State how many lines of the entries hold the string "from". Reply with the number alone.

-- -- --

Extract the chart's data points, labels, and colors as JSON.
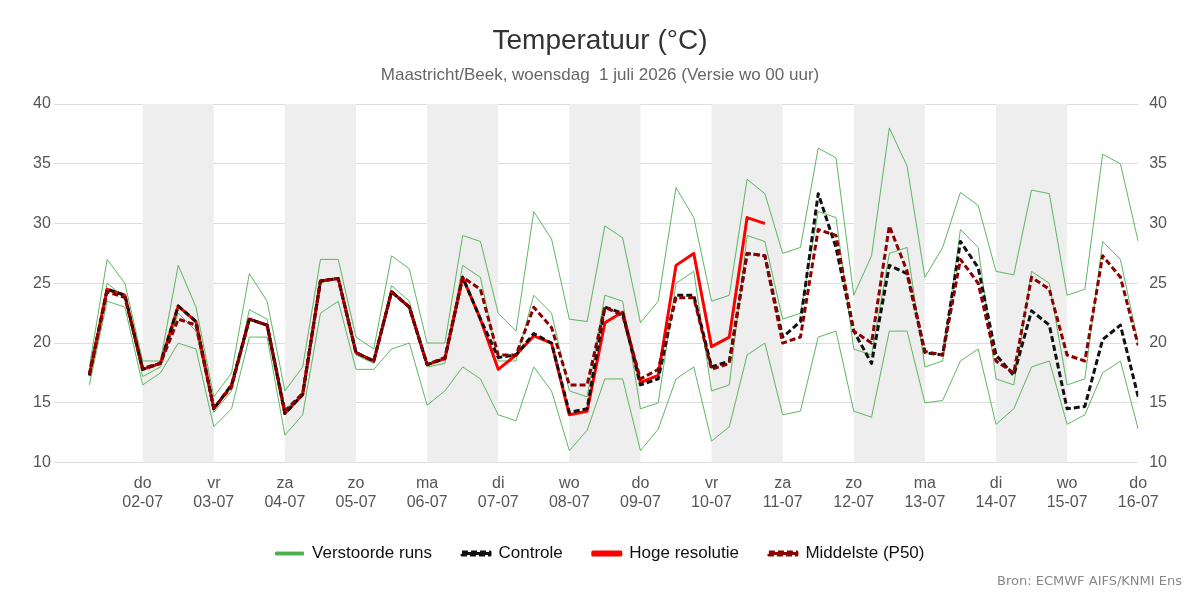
{
  "chart_data": {
    "type": "line",
    "title": "Temperatuur (°C)",
    "subtitle": "Maastricht/Beek, woensdag  1 juli 2026 (Versie wo 00 uur)",
    "xlim": [
      "2026-06-30T18:00",
      "2026-07-16"
    ],
    "xticks": [
      {
        "value": "2026-07-02",
        "label": "do\n02-07"
      },
      {
        "value": "2026-07-03",
        "label": "vr\n03-07"
      },
      {
        "value": "2026-07-04",
        "label": "za\n04-07"
      },
      {
        "value": "2026-07-05",
        "label": "zo\n05-07"
      },
      {
        "value": "2026-07-06",
        "label": "ma\n06-07"
      },
      {
        "value": "2026-07-07",
        "label": "di\n07-07"
      },
      {
        "value": "2026-07-08",
        "label": "wo\n08-07"
      },
      {
        "value": "2026-07-09",
        "label": "do\n09-07"
      },
      {
        "value": "2026-07-10",
        "label": "vr\n10-07"
      },
      {
        "value": "2026-07-11",
        "label": "za\n11-07"
      },
      {
        "value": "2026-07-12",
        "label": "zo\n12-07"
      },
      {
        "value": "2026-07-13",
        "label": "ma\n13-07"
      },
      {
        "value": "2026-07-14",
        "label": "di\n14-07"
      },
      {
        "value": "2026-07-15",
        "label": "wo\n15-07"
      },
      {
        "value": "2026-07-16",
        "label": "do\n16-07"
      }
    ],
    "ylim": [
      10,
      40
    ],
    "yticks": [
      10,
      15,
      20,
      25,
      30,
      35,
      40
    ],
    "y2lim": [
      10,
      40
    ],
    "y2ticks": [
      10,
      15,
      20,
      25,
      30,
      35,
      40
    ],
    "grid": "y",
    "legend": "bottom",
    "marker": "none",
    "bands": [
      {
        "axis": "x",
        "from": "2026-07-02",
        "to": "2026-07-03",
        "color": "#eeeeee"
      },
      {
        "axis": "x",
        "from": "2026-07-04",
        "to": "2026-07-05",
        "color": "#eeeeee"
      },
      {
        "axis": "x",
        "from": "2026-07-06",
        "to": "2026-07-07",
        "color": "#eeeeee"
      },
      {
        "axis": "x",
        "from": "2026-07-08",
        "to": "2026-07-09",
        "color": "#eeeeee"
      },
      {
        "axis": "x",
        "from": "2026-07-10",
        "to": "2026-07-11",
        "color": "#eeeeee"
      },
      {
        "axis": "x",
        "from": "2026-07-12",
        "to": "2026-07-13",
        "color": "#eeeeee"
      },
      {
        "axis": "x",
        "from": "2026-07-14",
        "to": "2026-07-15",
        "color": "#eeeeee"
      }
    ],
    "annotations": [
      "Bron: ECMWF AIFS/KNMI Ens"
    ],
    "series": [
      {
        "name": "Verstoorde runs",
        "color": "#4caf50",
        "line_style": "solid",
        "values": [
          18,
          27,
          25,
          18.5,
          18.5,
          26.5,
          23,
          15.5,
          17.5,
          25.8,
          23.5,
          16,
          18,
          27,
          27,
          20.5,
          19.5,
          27.3,
          26.2,
          20,
          20,
          29,
          28.5,
          22.5,
          21,
          31,
          28.7,
          22,
          21.8,
          29.8,
          28.8,
          21.7,
          23.5,
          33,
          30.5,
          23.5,
          24,
          33.7,
          32.5,
          27.5,
          28,
          36.3,
          35.5,
          24,
          27.3,
          38,
          34.8,
          25.5,
          28,
          32.6,
          31.5,
          26,
          25.7,
          32.8,
          32.5,
          24,
          24.5,
          35.8,
          35,
          28.5
        ]
      },
      {
        "color": "#4caf50",
        "line_style": "solid",
        "values": [
          16.5,
          23.5,
          23,
          16.5,
          17.5,
          20,
          19.5,
          13,
          14.5,
          20.5,
          20.5,
          12.3,
          14,
          22.5,
          23.5,
          17.8,
          17.8,
          19.5,
          20,
          14.8,
          16,
          18,
          17,
          14,
          13.5,
          18,
          16,
          11,
          12.7,
          17,
          17,
          11,
          12.8,
          17,
          18,
          11.8,
          13,
          19,
          20,
          14,
          14.3,
          20.5,
          21,
          14.3,
          13.8,
          21,
          21,
          15,
          15.2,
          18.5,
          19.5,
          13.2,
          14.5,
          18,
          18.5,
          13.2,
          14,
          17.5,
          18.5,
          12.8
        ]
      },
      {
        "color": "#4caf50",
        "line_style": "solid",
        "values": [
          17.2,
          25,
          23.8,
          17.2,
          18,
          22.5,
          21,
          14.2,
          16,
          22.8,
          22,
          14.5,
          15.5,
          25,
          25.5,
          19,
          18.3,
          24.8,
          23.5,
          18,
          18.3,
          26.5,
          25.5,
          18.5,
          18.5,
          24,
          22.5,
          16,
          15.5,
          24,
          23.5,
          14.5,
          15,
          25,
          26,
          16,
          16.5,
          29,
          28.5,
          22,
          22.5,
          31,
          30.5,
          19.5,
          19,
          27.5,
          28,
          18,
          18.5,
          29.5,
          28,
          17,
          16.5,
          26,
          25,
          16.5,
          17,
          28.5,
          27,
          20
        ]
      },
      {
        "name": "Controle",
        "color": "#111111",
        "line_style": "dashed",
        "values": [
          17.3,
          24.5,
          24,
          17.8,
          18.3,
          23.1,
          21.8,
          14.5,
          16.5,
          22,
          21.5,
          14.1,
          15.7,
          25.2,
          25.4,
          19.2,
          18.5,
          24.3,
          23,
          18.2,
          18.7,
          25.5,
          22,
          18.8,
          19,
          20.8,
          20,
          14.2,
          14.5,
          23,
          22.5,
          16.5,
          17,
          24,
          24,
          18,
          18.5,
          27.5,
          27.3,
          20.5,
          21.8,
          32.5,
          28,
          21,
          18.3,
          26.5,
          25.8,
          19.2,
          19,
          28.5,
          26.3,
          19,
          17.3,
          22.7,
          21.5,
          14.5,
          14.7,
          20.3,
          21.5,
          15.5
        ]
      },
      {
        "name": "Hoge resolutie",
        "color": "#ff0000",
        "line_style": "solid",
        "values": [
          17.3,
          24.5,
          24,
          17.8,
          18.3,
          23.1,
          21.8,
          14.5,
          16.5,
          22,
          21.5,
          14.1,
          15.7,
          25.2,
          25.4,
          19.2,
          18.5,
          24.3,
          23,
          18.2,
          18.7,
          25.5,
          22,
          17.8,
          19,
          20.6,
          20,
          14,
          14.3,
          21.7,
          22.6,
          16.7,
          17.3,
          26.5,
          27.5,
          19.7,
          20.5,
          30.5,
          30,
          null,
          null,
          null,
          null,
          null,
          null,
          null,
          null,
          null,
          null,
          null,
          null,
          null,
          null,
          null,
          null,
          null,
          null,
          null,
          null,
          null
        ]
      },
      {
        "name": "Middelste (P50)",
        "color": "#8b0000",
        "line_style": "dashed",
        "values": [
          17.4,
          24.3,
          23.8,
          17.9,
          18.3,
          22,
          21.5,
          14.6,
          16.3,
          22,
          21.5,
          14.3,
          15.8,
          25.2,
          25.4,
          19.2,
          18.5,
          24.3,
          23,
          18.2,
          18.8,
          25.5,
          24.5,
          19,
          19,
          23,
          21.3,
          16.5,
          16.5,
          23,
          22.3,
          17,
          17.8,
          23.8,
          23.8,
          17.8,
          18.3,
          27.5,
          27.3,
          20,
          20.5,
          29.5,
          29,
          21,
          20,
          29.8,
          26,
          19.3,
          19,
          27,
          25,
          18.5,
          17.5,
          25.5,
          24.5,
          19,
          18.5,
          27.3,
          25.5,
          19.8
        ]
      }
    ],
    "x": [
      "2026-07-01T06:00",
      "2026-07-01T12:00",
      "2026-07-01T18:00",
      "2026-07-02T00:00",
      "2026-07-02T06:00",
      "2026-07-02T12:00",
      "2026-07-02T18:00",
      "2026-07-03T00:00",
      "2026-07-03T06:00",
      "2026-07-03T12:00",
      "2026-07-03T18:00",
      "2026-07-04T00:00",
      "2026-07-04T06:00",
      "2026-07-04T12:00",
      "2026-07-04T18:00",
      "2026-07-05T00:00",
      "2026-07-05T06:00",
      "2026-07-05T12:00",
      "2026-07-05T18:00",
      "2026-07-06T00:00",
      "2026-07-06T06:00",
      "2026-07-06T12:00",
      "2026-07-06T18:00",
      "2026-07-07T00:00",
      "2026-07-07T06:00",
      "2026-07-07T12:00",
      "2026-07-07T18:00",
      "2026-07-08T00:00",
      "2026-07-08T06:00",
      "2026-07-08T12:00",
      "2026-07-08T18:00",
      "2026-07-09T00:00",
      "2026-07-09T06:00",
      "2026-07-09T12:00",
      "2026-07-09T18:00",
      "2026-07-10T00:00",
      "2026-07-10T06:00",
      "2026-07-10T12:00",
      "2026-07-10T18:00",
      "2026-07-11T00:00",
      "2026-07-11T06:00",
      "2026-07-11T12:00",
      "2026-07-11T18:00",
      "2026-07-12T00:00",
      "2026-07-12T06:00",
      "2026-07-12T12:00",
      "2026-07-12T18:00",
      "2026-07-13T00:00",
      "2026-07-13T06:00",
      "2026-07-13T12:00",
      "2026-07-13T18:00",
      "2026-07-14T00:00",
      "2026-07-14T06:00",
      "2026-07-14T12:00",
      "2026-07-14T18:00",
      "2026-07-15T00:00",
      "2026-07-15T06:00",
      "2026-07-15T12:00",
      "2026-07-15T18:00",
      "2026-07-16T00:00"
    ]
  }
}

-- -- --

WRITTEN ANSWER
7